** Start **

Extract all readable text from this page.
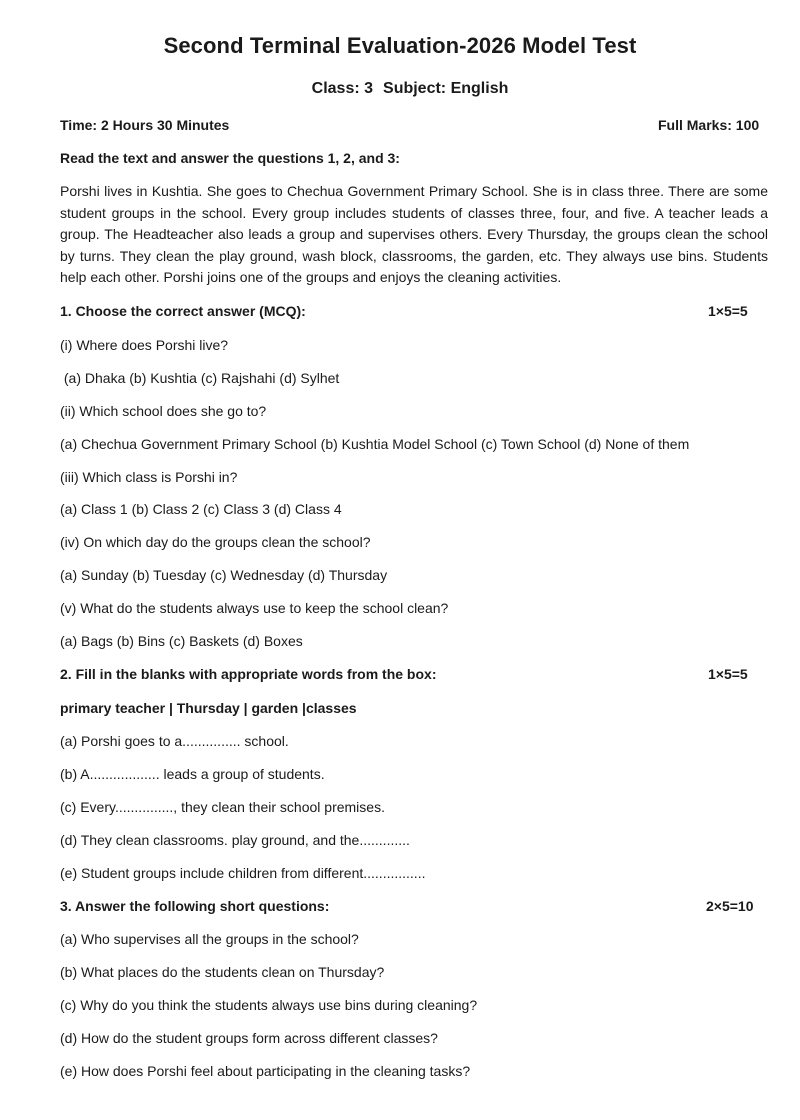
Second Terminal Evaluation-2026 Model Test
Class: 3 Subject: English
Time: 2 Hours 30 Minutes	Full Marks: 100
Read the text and answer the questions 1, 2, and 3:
Porshi lives in Kushtia. She goes to Chechua Government Primary School. She is in class three. There are some student groups in the school. Every group includes students of classes three, four, and five. A teacher leads a group. The Headteacher also leads a group and supervises others. Every Thursday, the groups clean the school by turns. They clean the play ground, wash block, classrooms, the garden, etc. They always use bins. Students help each other. Porshi joins one of the groups and enjoys the cleaning activities.
1. Choose the correct answer (MCQ):	1×5=5
(i) Where does Porshi live?
(a) Dhaka (b) Kushtia (c) Rajshahi (d) Sylhet
(ii) Which school does she go to?
(a) Chechua Government Primary School (b) Kushtia Model School (c) Town School (d) None of them
(iii) Which class is Porshi in?
(a) Class 1 (b) Class 2 (c) Class 3 (d) Class 4
(iv) On which day do the groups clean the school?
(a) Sunday (b) Tuesday (c) Wednesday (d) Thursday
(v) What do the students always use to keep the school clean?
(a) Bags (b) Bins (c) Baskets (d) Boxes
2. Fill in the blanks with appropriate words from the box:	1×5=5
primary teacher | Thursday | garden |classes
(a) Porshi goes to a............... school.
(b) A.................. leads a group of students.
(c) Every..............., they clean their school premises.
(d) They clean classrooms. play ground, and the.............
(e) Student groups include children from different................
3. Answer the following short questions:	2×5=10
(a) Who supervises all the groups in the school?
(b) What places do the students clean on Thursday?
(c) Why do you think the students always use bins during cleaning?
(d) How do the student groups form across different classes?
(e) How does Porshi feel about participating in the cleaning tasks?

** End **

WHAT YOU WILL DO: Among the entries above, how many lines include the word "Government"? Give the number with no comment.

RESPONSE: 2